* The exercise *
Reproduce the material word for word; the images stay out.

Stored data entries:
=-=-=-=-=
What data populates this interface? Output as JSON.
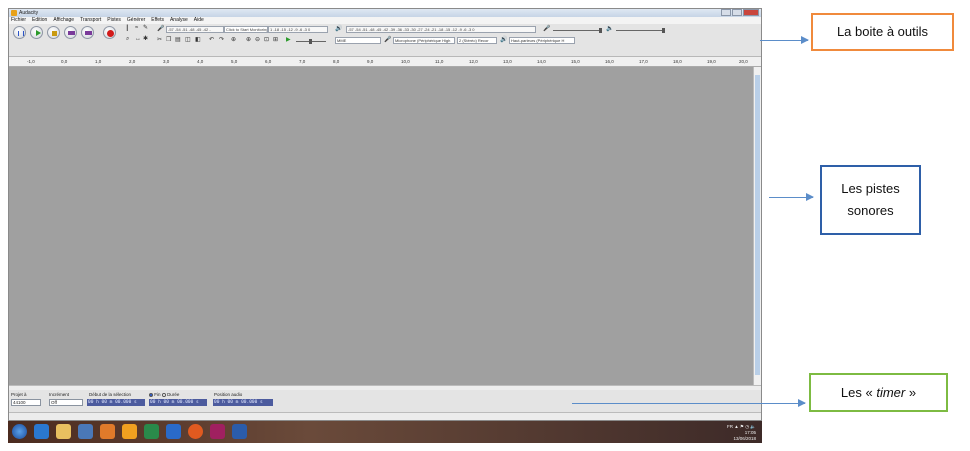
{
  "window": {
    "title": "Audacity"
  },
  "menu": [
    "Fichier",
    "Edition",
    "Affichage",
    "Transport",
    "Pistes",
    "Générer",
    "Effets",
    "Analyse",
    "Aide"
  ],
  "meters": {
    "record_scale": "-57 -54 -51 -48 -45 -42 -",
    "record_hint": "Click to Start Monitoring",
    "record_scale_end": "1 -18 -15 -12 -9 -6 -3 0",
    "play_scale": "-57 -54 -51 -48 -45 -42 -39 -36 -33 -30 -27 -24 -21 -18 -15 -12 -9 -6 -3 0"
  },
  "devices": {
    "host": "MME",
    "microphone": "Microphone (Périphérique High",
    "channels": "2 (Stéréo) Recor",
    "speakers": "Haut-parleurs (Périphérique H"
  },
  "ruler": [
    "-1,0",
    "0,0",
    "1,0",
    "2,0",
    "3,0",
    "4,0",
    "5,0",
    "6,0",
    "7,0",
    "8,0",
    "9,0",
    "10,0",
    "11,0",
    "12,0",
    "13,0",
    "14,0",
    "15,0",
    "16,0",
    "17,0",
    "18,0",
    "19,0",
    "20,0"
  ],
  "selection": {
    "project_rate_label": "Projet à",
    "project_rate": "44100",
    "snap_label": "Incrément",
    "snap_value": "Off",
    "start_label": "Début de la sélection",
    "end_label": "Fin",
    "length_label": "Durée",
    "audio_pos_label": "Position audio",
    "start_time": "00 h 00 m 00.000 s",
    "end_time": "00 h 00 m 00.000 s",
    "audio_time": "00 h 00 m 00.000 s"
  },
  "tray": {
    "lang": "FR",
    "time": "17:05",
    "date": "13/06/2018"
  },
  "annotations": {
    "toolbox": "La boite à outils",
    "tracks": "Les pistes sonores",
    "timer_prefix": "Les «",
    "timer_word": "timer",
    "timer_suffix": "»"
  },
  "colors": {
    "toolbox_border": "#f08a3c",
    "tracks_border": "#2e5fa8",
    "timer_border": "#7dbb42"
  }
}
=-=-=-=-=
* Correct answer *
What data populates this interface? Output as JSON.
{
  "window": {
    "title": "Audacity"
  },
  "menu": [
    "Fichier",
    "Edition",
    "Affichage",
    "Transport",
    "Pistes",
    "Générer",
    "Effets",
    "Analyse",
    "Aide"
  ],
  "meters": {
    "record_scale": "-57 -54 -51 -48 -45 -42 -",
    "record_hint": "Click to Start Monitoring",
    "record_scale_end": "1 -18 -15 -12 -9 -6 -3 0",
    "play_scale": "-57 -54 -51 -48 -45 -42 -39 -36 -33 -30 -27 -24 -21 -18 -15 -12 -9 -6 -3 0"
  },
  "devices": {
    "host": "MME",
    "microphone": "Microphone (Périphérique High",
    "channels": "2 (Stéréo) Recor",
    "speakers": "Haut-parleurs (Périphérique H"
  },
  "ruler": [
    "-1,0",
    "0,0",
    "1,0",
    "2,0",
    "3,0",
    "4,0",
    "5,0",
    "6,0",
    "7,0",
    "8,0",
    "9,0",
    "10,0",
    "11,0",
    "12,0",
    "13,0",
    "14,0",
    "15,0",
    "16,0",
    "17,0",
    "18,0",
    "19,0",
    "20,0"
  ],
  "selection": {
    "project_rate_label": "Projet à",
    "project_rate": "44100",
    "snap_label": "Incrément",
    "snap_value": "Off",
    "start_label": "Début de la sélection",
    "end_label": "Fin",
    "length_label": "Durée",
    "audio_pos_label": "Position audio",
    "start_time": "00 h 00 m 00.000 s",
    "end_time": "00 h 00 m 00.000 s",
    "audio_time": "00 h 00 m 00.000 s"
  },
  "tray": {
    "lang": "FR",
    "time": "17:05",
    "date": "13/06/2018"
  },
  "annotations": {
    "toolbox": "La boite à outils",
    "tracks": "Les pistes sonores",
    "timer_prefix": "Les «",
    "timer_word": "timer",
    "timer_suffix": "»"
  },
  "colors": {
    "toolbox_border": "#f08a3c",
    "tracks_border": "#2e5fa8",
    "timer_border": "#7dbb42"
  }
}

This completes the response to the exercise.